Material supplied:
▽

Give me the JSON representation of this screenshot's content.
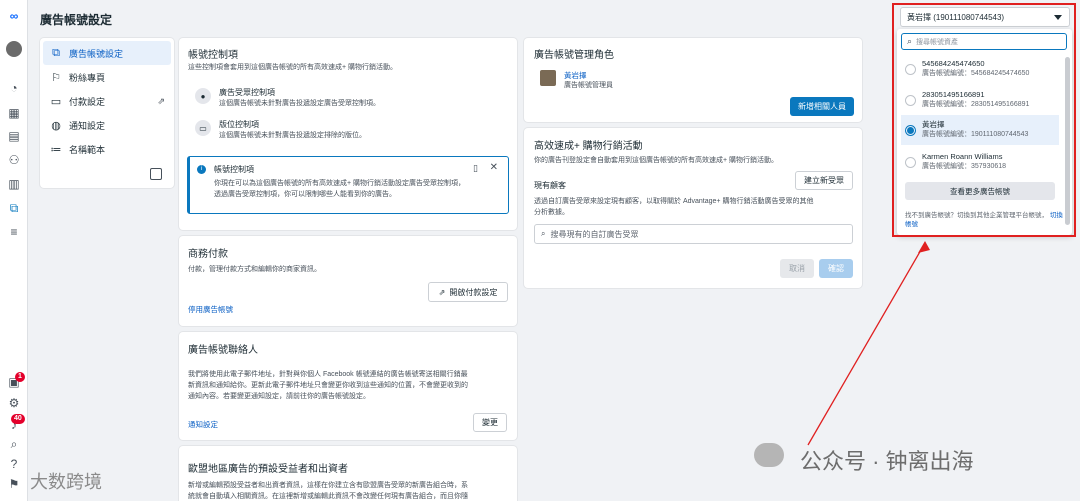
{
  "rail": {
    "badges": {
      "alerts": "1",
      "notifications": "40"
    }
  },
  "header": {
    "title": "廣告帳號設定"
  },
  "subnav": {
    "items": [
      {
        "label": "廣告帳號設定",
        "icon": "ad-account-icon"
      },
      {
        "label": "粉絲專頁",
        "icon": "flag-icon"
      },
      {
        "label": "付款設定",
        "icon": "credit-card-icon"
      },
      {
        "label": "通知設定",
        "icon": "globe-icon"
      },
      {
        "label": "名稱範本",
        "icon": "naming-template-icon"
      }
    ]
  },
  "controls": {
    "title": "帳號控制項",
    "desc": "這些控制項會套用到這個廣告帳號的所有高效速成+ 購物行銷活動。",
    "items": [
      {
        "title": "廣告受眾控制項",
        "desc": "這個廣告帳號未針對廣告投遞設定廣告受眾控制項。"
      },
      {
        "title": "版位控制項",
        "desc": "這個廣告帳號未針對廣告投遞設定排除的版位。"
      }
    ],
    "info": {
      "title": "帳號控制項",
      "line1": "你現在可以為這個廣告帳號的所有高效速成+ 購物行銷活動設定廣告受眾控制項，",
      "line2": "透過廣告受眾控制項，你可以限制哪些人能看到你的廣告。"
    }
  },
  "payments": {
    "title": "商務付款",
    "desc": "付款，管理付款方式和編輯你的商家資訊。",
    "open_button": "開啟付款設定",
    "link": "停用廣告帳號"
  },
  "contact": {
    "title": "廣告帳號聯絡人",
    "line1": "我們將使用此電子郵件地址，針對與你個人 Facebook 帳號連結的廣告帳號寄送相關行銷最",
    "line2": "新資訊和通知給你。更新此電子郵件地址只會變更你收到這些通知的位置，不會變更收到的",
    "line3": "通知內容。若要變更通知設定，請前往你的廣告帳號設定。",
    "link": "通知設定",
    "edit_button": "變更"
  },
  "eu": {
    "title": "歐盟地區廣告的預設受益者和出資者",
    "line1": "新增或編輯預設受益者和出資者資訊，這樣在你建立含有歐盟廣告受眾的新廣告組合時，系",
    "line2": "統就會自動填入相關資訊。在這裡新增或編輯此資訊不會改變任何現有廣告組合，而且你隨"
  },
  "roles": {
    "title": "廣告帳號管理角色",
    "person_name": "黃岩擇",
    "person_role": "廣告帳號管理員",
    "add_button": "新增相關人員"
  },
  "advantage": {
    "title": "高效速成+ 購物行銷活動",
    "desc": "你的廣告刊登設定會自動套用到這個廣告帳號的所有高效速成+ 購物行銷活動。",
    "existing_label": "現有顧客",
    "new_audience_button": "建立新受眾",
    "line1": "透過自訂廣告受眾來設定現有顧客，以取得關於 Advantage+ 購物行銷活動廣告受眾的其他",
    "line2": "分析數據。",
    "search_placeholder": "搜尋現有的自訂廣告受眾",
    "cancel": "取消",
    "confirm": "確認"
  },
  "account_dropdown": {
    "selected": "黃岩擇 (190111080744543)",
    "search_placeholder": "搜尋帳號資產",
    "options": [
      {
        "name": "545684245474650",
        "id_line": "廣告帳號編號：545684245474650",
        "selected": false
      },
      {
        "name": "283051495166891",
        "id_line": "廣告帳號編號：283051495166891",
        "selected": false
      },
      {
        "name": "黃岩擇",
        "id_line": "廣告帳號編號：190111080744543",
        "selected": true
      },
      {
        "name": "Karmen Roann Williams",
        "id_line": "廣告帳號編號：357930618",
        "selected": false
      }
    ],
    "more_button": "查看更多廣告帳號",
    "footer_text": "找不到廣告帳號？切換到其他企業管理平台帳號，",
    "footer_link": "切換帳號"
  },
  "watermarks": {
    "left": "大数跨境",
    "right": "公众号 · 钟离出海"
  },
  "colors": {
    "accent": "#0a78be",
    "annotation": "#e02020"
  }
}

△

Set exercise:
Copy out the whole listing exactly, and don't carry over any pictures.

Exercise result:
Give me the JSON representation of this screenshot's content.
{
  "rail": {
    "badges": {
      "alerts": "1",
      "notifications": "40"
    }
  },
  "header": {
    "title": "廣告帳號設定"
  },
  "subnav": {
    "items": [
      {
        "label": "廣告帳號設定",
        "icon": "ad-account-icon"
      },
      {
        "label": "粉絲專頁",
        "icon": "flag-icon"
      },
      {
        "label": "付款設定",
        "icon": "credit-card-icon"
      },
      {
        "label": "通知設定",
        "icon": "globe-icon"
      },
      {
        "label": "名稱範本",
        "icon": "naming-template-icon"
      }
    ]
  },
  "controls": {
    "title": "帳號控制項",
    "desc": "這些控制項會套用到這個廣告帳號的所有高效速成+ 購物行銷活動。",
    "items": [
      {
        "title": "廣告受眾控制項",
        "desc": "這個廣告帳號未針對廣告投遞設定廣告受眾控制項。"
      },
      {
        "title": "版位控制項",
        "desc": "這個廣告帳號未針對廣告投遞設定排除的版位。"
      }
    ],
    "info": {
      "title": "帳號控制項",
      "line1": "你現在可以為這個廣告帳號的所有高效速成+ 購物行銷活動設定廣告受眾控制項，",
      "line2": "透過廣告受眾控制項，你可以限制哪些人能看到你的廣告。"
    }
  },
  "payments": {
    "title": "商務付款",
    "desc": "付款，管理付款方式和編輯你的商家資訊。",
    "open_button": "開啟付款設定",
    "link": "停用廣告帳號"
  },
  "contact": {
    "title": "廣告帳號聯絡人",
    "line1": "我們將使用此電子郵件地址，針對與你個人 Facebook 帳號連結的廣告帳號寄送相關行銷最",
    "line2": "新資訊和通知給你。更新此電子郵件地址只會變更你收到這些通知的位置，不會變更收到的",
    "line3": "通知內容。若要變更通知設定，請前往你的廣告帳號設定。",
    "link": "通知設定",
    "edit_button": "變更"
  },
  "eu": {
    "title": "歐盟地區廣告的預設受益者和出資者",
    "line1": "新增或編輯預設受益者和出資者資訊，這樣在你建立含有歐盟廣告受眾的新廣告組合時，系",
    "line2": "統就會自動填入相關資訊。在這裡新增或編輯此資訊不會改變任何現有廣告組合，而且你隨"
  },
  "roles": {
    "title": "廣告帳號管理角色",
    "person_name": "黃岩擇",
    "person_role": "廣告帳號管理員",
    "add_button": "新增相關人員"
  },
  "advantage": {
    "title": "高效速成+ 購物行銷活動",
    "desc": "你的廣告刊登設定會自動套用到這個廣告帳號的所有高效速成+ 購物行銷活動。",
    "existing_label": "現有顧客",
    "new_audience_button": "建立新受眾",
    "line1": "透過自訂廣告受眾來設定現有顧客，以取得關於 Advantage+ 購物行銷活動廣告受眾的其他",
    "line2": "分析數據。",
    "search_placeholder": "搜尋現有的自訂廣告受眾",
    "cancel": "取消",
    "confirm": "確認"
  },
  "account_dropdown": {
    "selected": "黃岩擇 (190111080744543)",
    "search_placeholder": "搜尋帳號資產",
    "options": [
      {
        "name": "545684245474650",
        "id_line": "廣告帳號編號：545684245474650",
        "selected": false
      },
      {
        "name": "283051495166891",
        "id_line": "廣告帳號編號：283051495166891",
        "selected": false
      },
      {
        "name": "黃岩擇",
        "id_line": "廣告帳號編號：190111080744543",
        "selected": true
      },
      {
        "name": "Karmen Roann Williams",
        "id_line": "廣告帳號編號：357930618",
        "selected": false
      }
    ],
    "more_button": "查看更多廣告帳號",
    "footer_text": "找不到廣告帳號？切換到其他企業管理平台帳號，",
    "footer_link": "切換帳號"
  },
  "watermarks": {
    "left": "大数跨境",
    "right": "公众号 · 钟离出海"
  },
  "colors": {
    "accent": "#0a78be",
    "annotation": "#e02020"
  }
}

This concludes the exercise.